__Stated task__:
Locate each line below that includes "Petits" and reproduce it.

__Information given__:
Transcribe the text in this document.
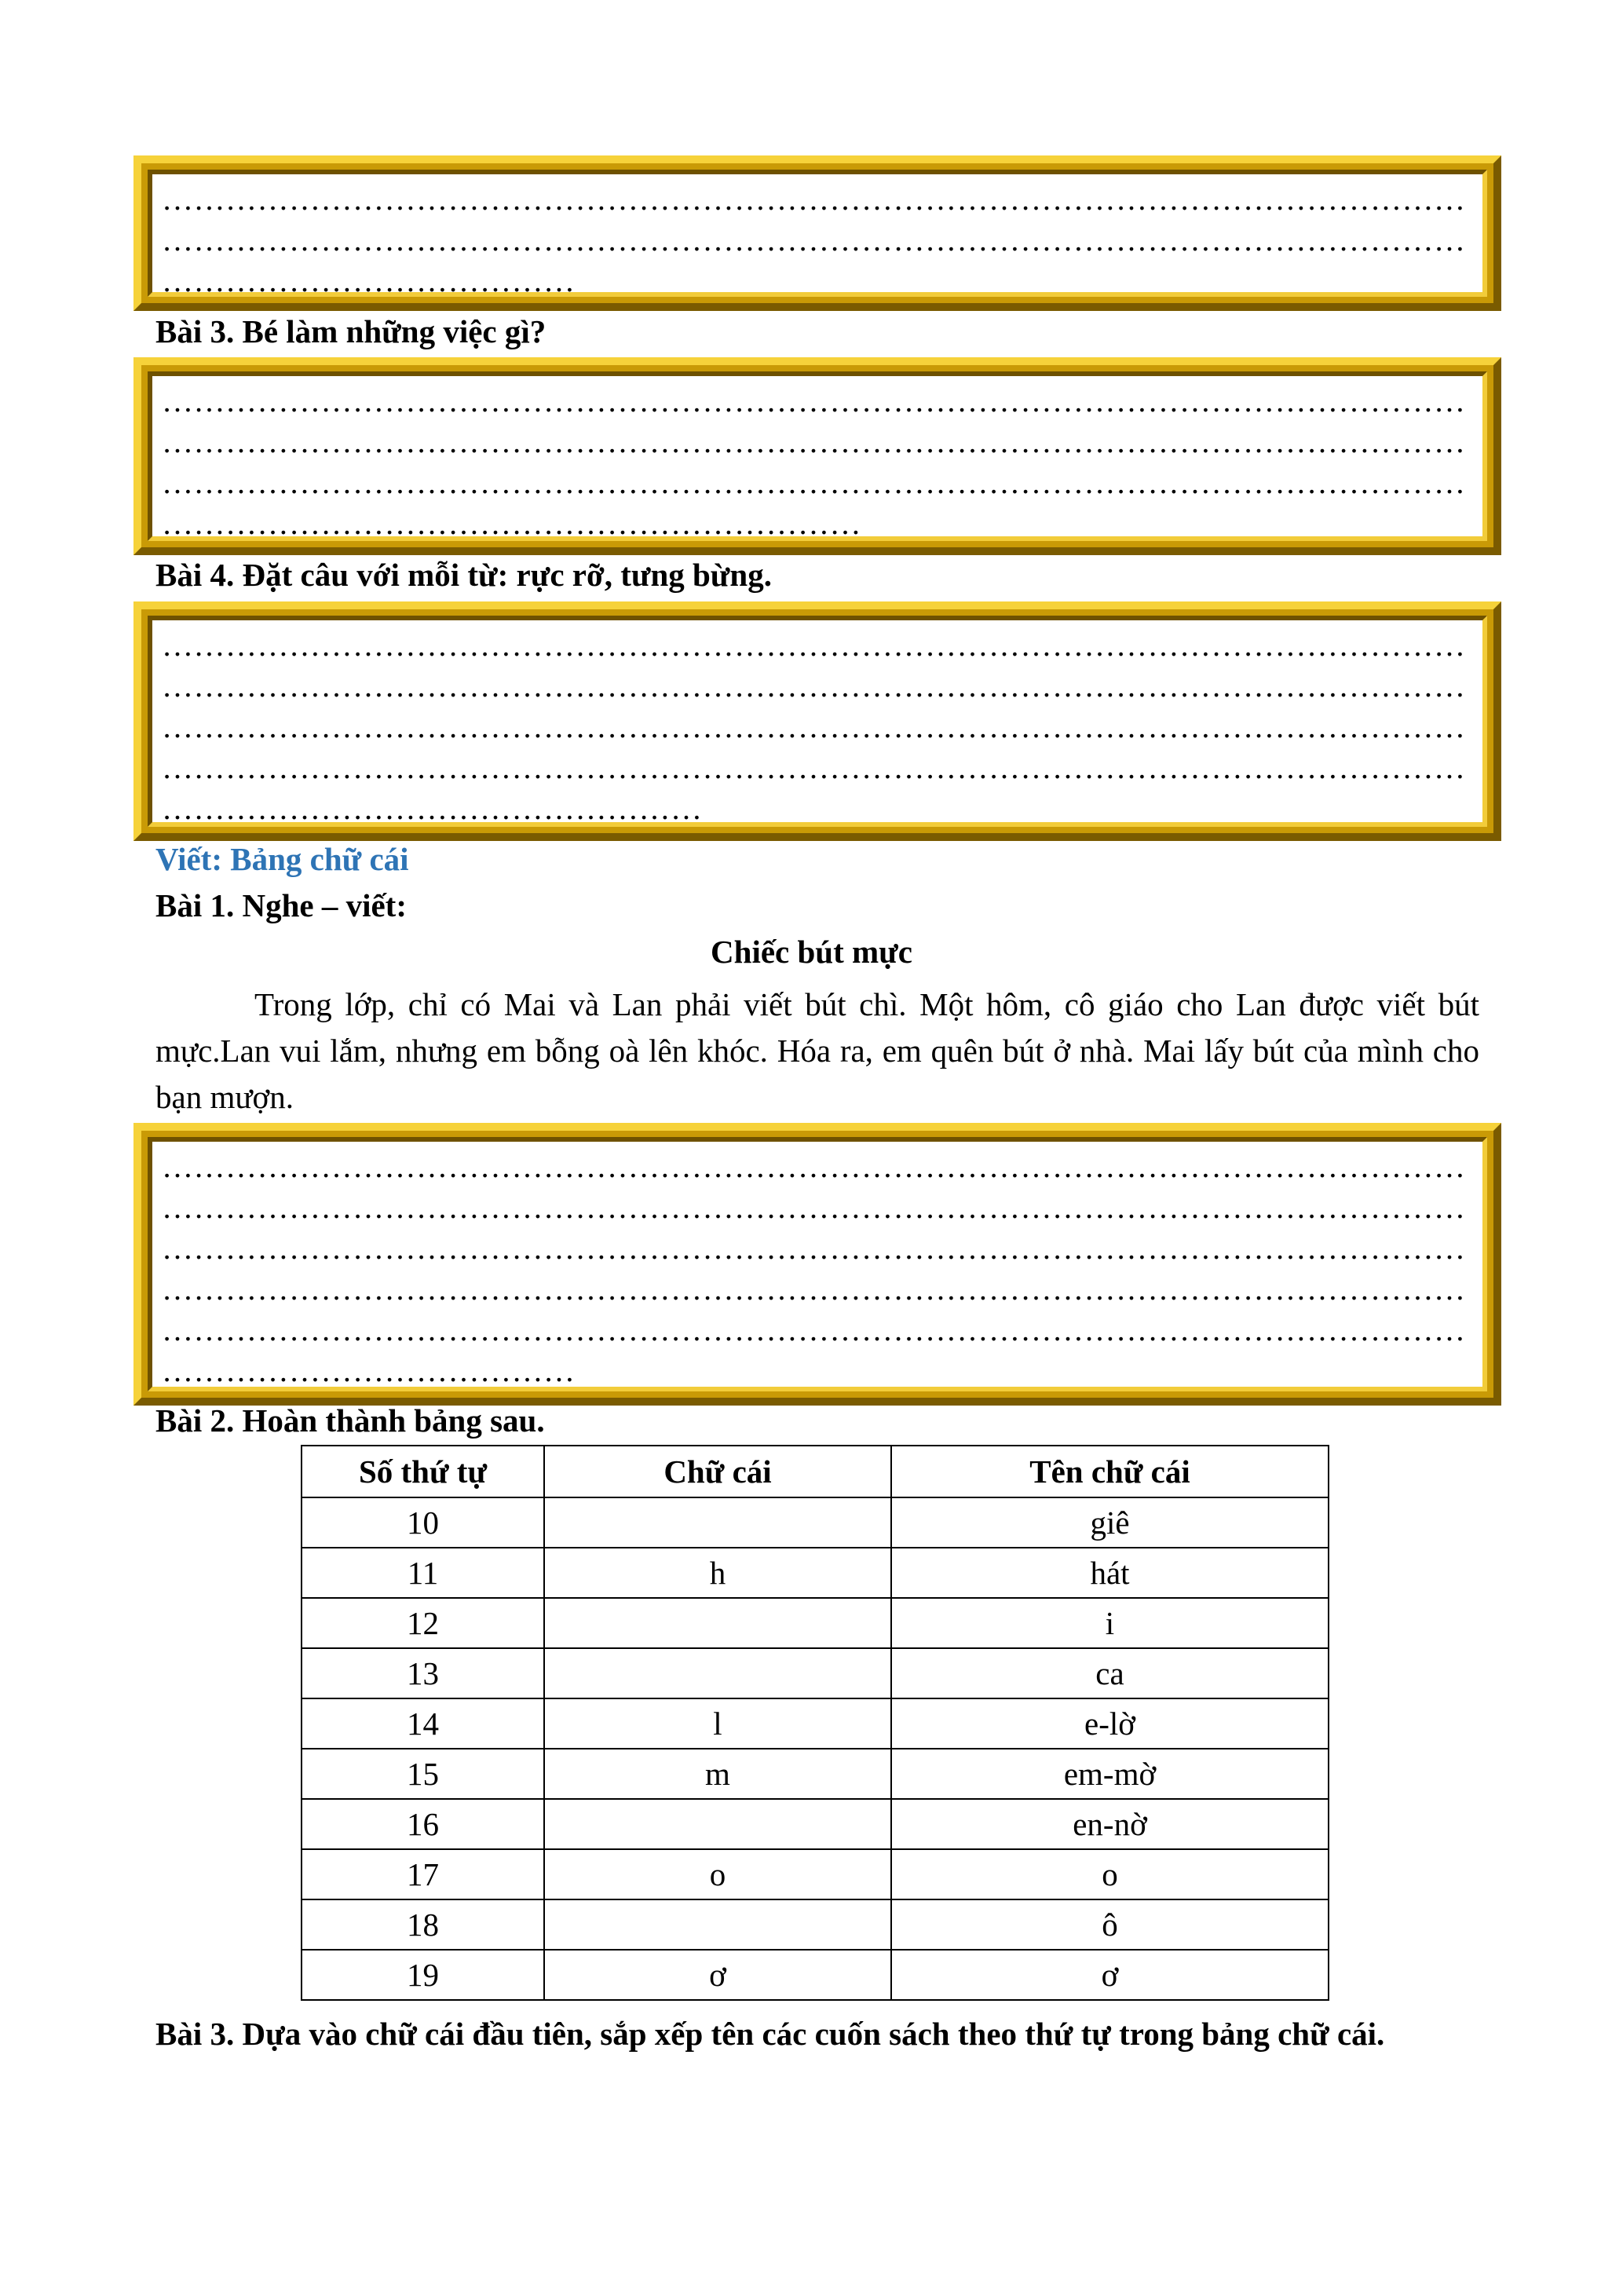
……………………………………………………………………………………………………………
……………………………………………………………………………………………………………
…………………………………
Bài 3. Bé làm những việc gì?
……………………………………………………………………………………………………………
……………………………………………………………………………………………………………
……………………………………………………………………………………………………………
…………………………………………………………
Bài 4. Đặt câu với mỗi từ: rực rỡ, tưng bừng.
……………………………………………………………………………………………………………
……………………………………………………………………………………………………………
……………………………………………………………………………………………………………
……………………………………………………………………………………………………………
……………………………………………
Viết: Bảng chữ cái
Bài 1. Nghe – viết:
Chiếc bút mực
Trong lớp, chỉ có Mai và Lan phải viết bút chì. Một hôm, cô giáo cho Lan được viết bút mực.Lan vui lắm, nhưng em bỗng oà lên khóc. Hóa ra, em quên bút ở nhà. Mai lấy bút của mình cho bạn mượn.
……………………………………………………………………………………………………………
……………………………………………………………………………………………………………
……………………………………………………………………………………………………………
……………………………………………………………………………………………………………
……………………………………………………………………………………………………………
…………………………………
Bài 2. Hoàn thành bảng sau.
Số thứ tự	Chữ cái	Tên chữ cái
10		giê
11	h	hát
12		i
13		ca
14	l	e-lờ
15	m	em-mờ
16		en-nờ
17	o	o
18		ô
19	ơ	ơ
Bài 3. Dựa vào chữ cái đầu tiên, sắp xếp tên các cuốn sách theo thứ tự trong bảng chữ cái.
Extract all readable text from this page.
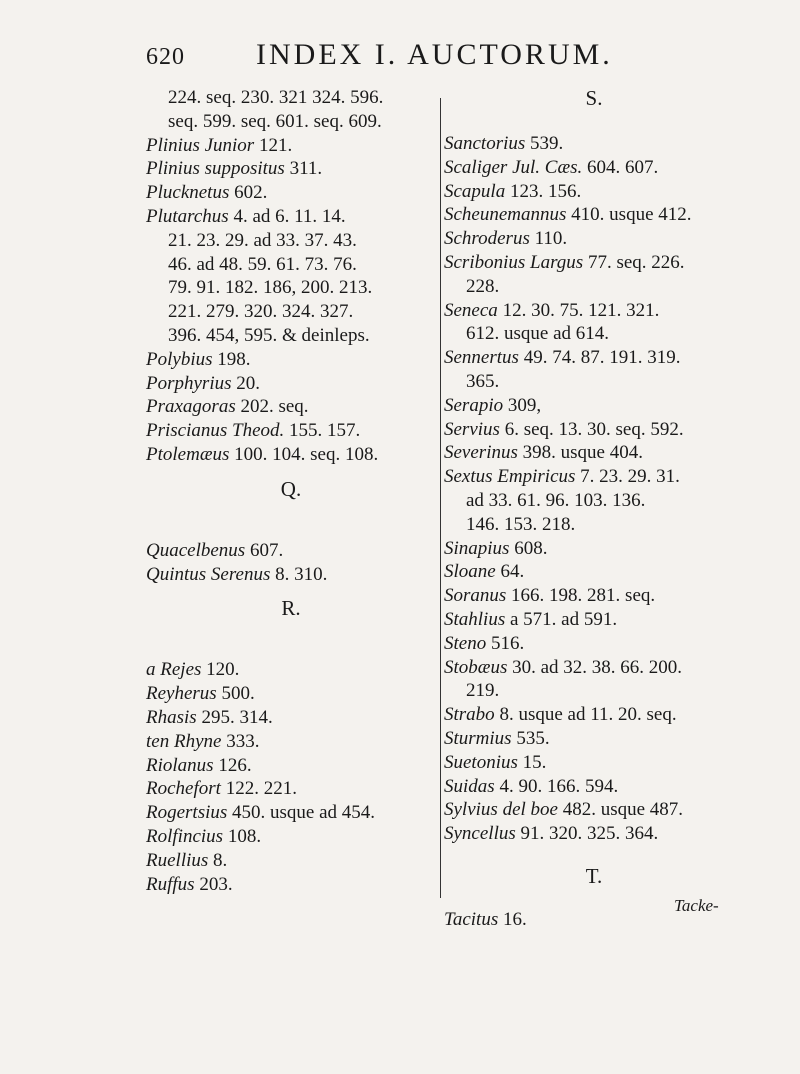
620 INDEX I. AUCTORUM.
224. seq. 230. 321 324. 596.
seq. 599. seq. 601. seq. 609.
Plinius Junior 121.
Plinius suppositus 311.
Plucknetus 602.
Plutarchus 4. ad 6. 11. 14.
21. 23. 29. ad 33. 37. 43.
46. ad 48. 59. 61. 73. 76.
79. 91. 182. 186, 200. 213.
221. 279. 320. 324. 327.
396. 454, 595. & deinleps.
Polybius 198.
Porphyrius 20.
Praxagoras 202. seq.
Priscianus Theod. 155. 157.
Ptolemæus 100. 104. seq. 108.
Q.
Quacelbenus 607.
Quintus Serenus 8. 310.
R.
a Rejes 120.
Reyherus 500.
Rhasis 295. 314.
ten Rhyne 333.
Riolanus 126.
Rochefort 122. 221.
Rogertsius 450. usque ad 454.
Rolfincius 108.
Ruellius 8.
Ruffus 203.
S.
Sanctorius 539.
Scaliger Jul. Cæs. 604. 607.
Scapula 123. 156.
Scheunemannus 410. usque 412.
Schroderus 110.
Scribonius Largus 77. seq. 226.
228.
Seneca 12. 30. 75. 121. 321.
612. usque ad 614.
Sennertus 49. 74. 87. 191. 319.
365.
Serapio 309,
Servius 6. seq. 13. 30. seq. 592.
Severinus 398. usque 404.
Sextus Empiricus 7. 23. 29. 31.
ad 33. 61. 96. 103. 136.
146. 153. 218.
Sinapius 608.
Sloane 64.
Soranus 166. 198. 281. seq.
Stahlius a 571. ad 591.
Steno 516.
Stobæus 30. ad 32. 38. 66. 200.
219.
Strabo 8. usque ad 11. 20. seq.
Sturmius 535.
Suetonius 15.
Suidas 4. 90. 166. 594.
Sylvius del boe 482. usque 487.
Syncellus 91. 320. 325. 364.
T.
Tacitus 16.
Tacke-
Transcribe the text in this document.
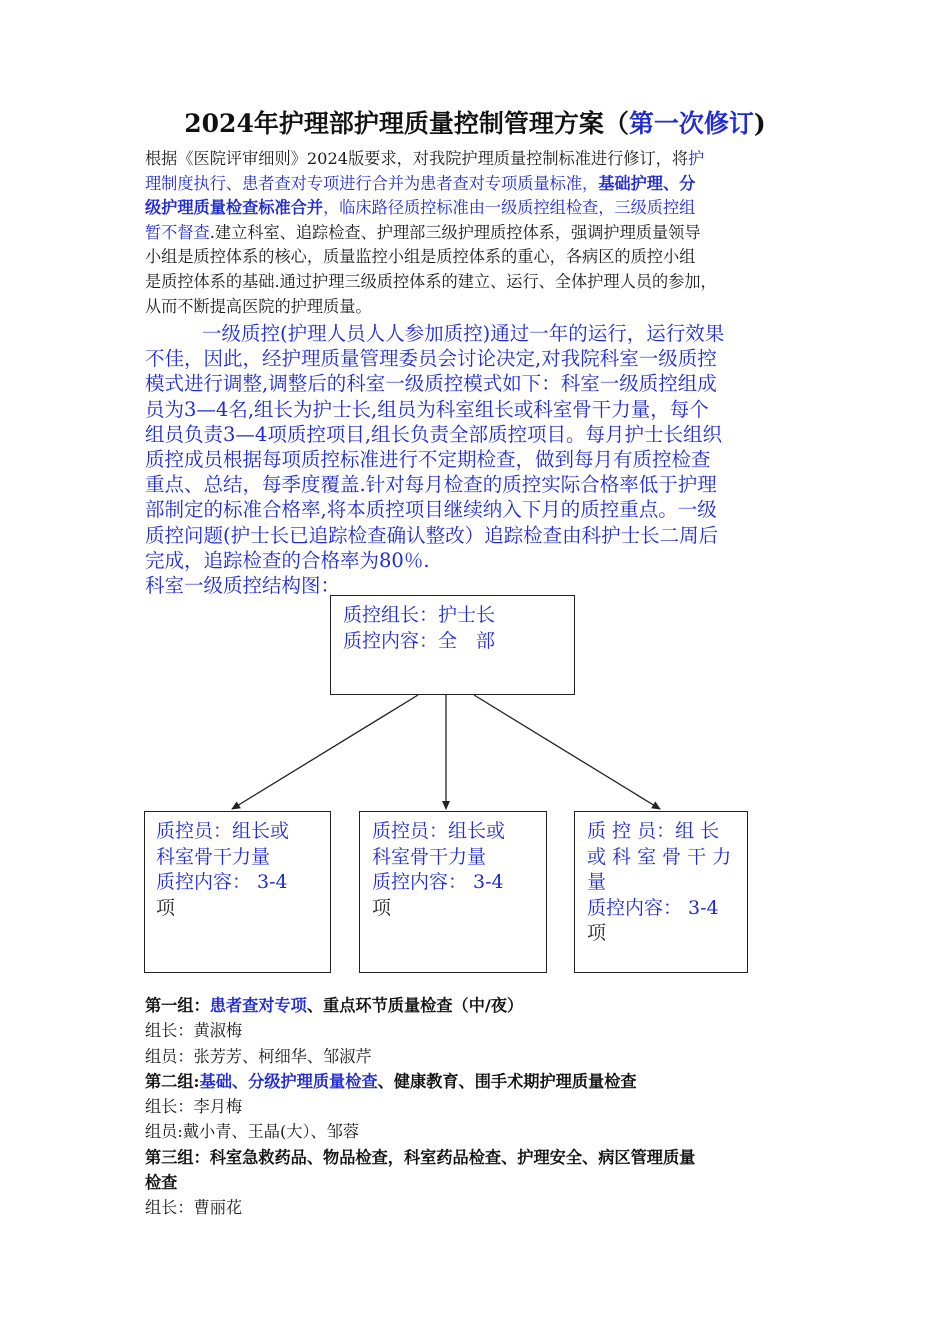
2024年护理部护理质量控制管理方案（第一次修订)
根据《医院评审细则》2024版要求，对我院护理质量控制标准进行修订，将护
理制度执行、患者查对专项进行合并为患者查对专项质量标准，基础护理、分
级护理质量检查标准合并，临床路径质控标准由一级质控组检查，三级质控组
暂不督查.建立科室、追踪检查、护理部三级护理质控体系，强调护理质量领导
小组是质控体系的核心，质量监控小组是质控体系的重心，各病区的质控小组
是质控体系的基础.通过护理三级质控体系的建立、运行、全体护理人员的参加，
从而不断提高医院的护理质量。
一级质控(护理人员人人参加质控)通过一年的运行，运行效果
不佳，因此，经护理质量管理委员会讨论决定,对我院科室一级质控
模式进行调整,调整后的科室一级质控模式如下：科室一级质控组成
员为3—4名,组长为护士长,组员为科室组长或科室骨干力量，每个
组员负责3—4项质控项目,组长负责全部质控项目。每月护士长组织
质控成员根据每项质控标准进行不定期检查，做到每月有质控检查
重点、总结，每季度覆盖.针对每月检查的质控实际合格率低于护理
部制定的标准合格率,将本质控项目继续纳入下月的质控重点。一级
质控问题(护士长已追踪检查确认整改）追踪检查由科护士长二周后
完成，追踪检查的合格率为80％.
科室一级质控结构图：
质控组长：护士长
质控内容：全　部
质控员：组长或
科室骨干力量
质控内容： 3-4
项
质控员：组长或
科室骨干力量
质控内容： 3-4
项
质 控 员：组 长
或 科 室 骨 干 力
量
质控内容： 3-4
项
第一组：患者查对专项、重点环节质量检查（中/夜）
组长：黄淑梅
组员：张芳芳、柯细华、邹淑芹
第二组:基础、分级护理质量检查、健康教育、围手术期护理质量检查
组长：李月梅
组员:戴小青、王晶(大）、邹蓉
第三组：科室急救药品、物品检查，科室药品检查、护理安全、病区管理质量
检查
组长：曹丽花
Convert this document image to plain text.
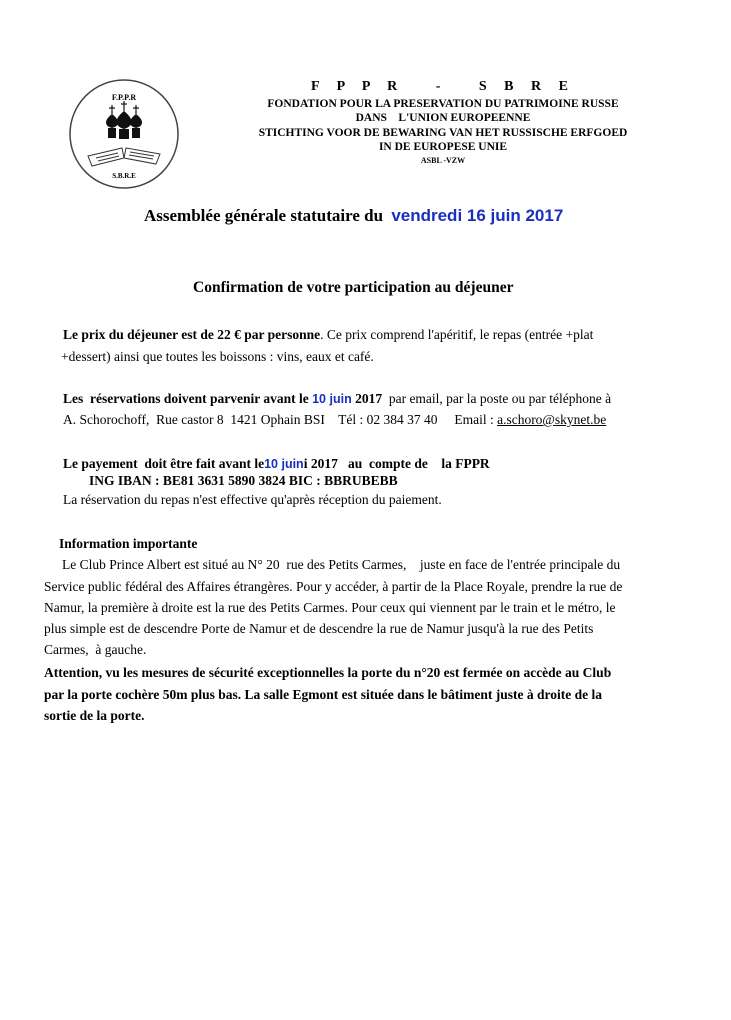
F.P.P.R
S.B.R.E
F P P R   -   S B R E
FONDATION POUR LA PRESERVATION DU PATRIMOINE RUSSE
DANS    L'UNION EUROPEENNE
STICHTING VOOR DE BEWARING VAN HET RUSSISCHE ERFGOED
IN DE EUROPESE UNIE
ASBL -VZW
Assemblée générale statutaire du vendredi 16 juin 2017
Confirmation de votre participation au déjeuner
Le prix du déjeuner est de 22 € par personne. Ce prix comprend l'apéritif, le repas (entrée +plat
+dessert) ainsi que toutes les boissons : vins, eaux et café.
Les  réservations doivent parvenir avant le 10 juin 2017  par email, par la poste ou par téléphone à
A. Schorochoff,  Rue castor 8  1421 Ophain BSI    Tél : 02 384 37 40     Email : a.schoro@skynet.be
Le payement  doit être fait avant le10 juini 2017   au  compte de    la FPPR
ING IBAN : BE81 3631 5890 3824 BIC : BBRUBEBB
La réservation du repas n'est effective qu'après réception du paiement.
Information importante
Le Club Prince Albert est situé au N° 20  rue des Petits Carmes,    juste en face de l'entrée principale du
Service public fédéral des Affaires étrangères. Pour y accéder, à partir de la Place Royale, prendre la rue de
Namur, la première à droite est la rue des Petits Carmes. Pour ceux qui viennent par le train et le métro, le
plus simple est de descendre Porte de Namur et de descendre la rue de Namur jusqu'à la rue des Petits
Carmes,  à gauche.
Attention, vu les mesures de sécurité exceptionnelles la porte du n°20 est fermée on accède au Club
par la porte cochère 50m plus bas. La salle Egmont est située dans le bâtiment juste à droite de la
sortie de la porte.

__Response for this exercise__:
Le Club Prince Albert est situé au N° 20  rue des Petits Carmes,    juste en face de l'entrée principale du
Namur, la première à droite est la rue des Petits Carmes. Pour ceux qui viennent par le train et le métro, le
plus simple est de descendre Porte de Namur et de descendre la rue de Namur jusqu'à la rue des Petits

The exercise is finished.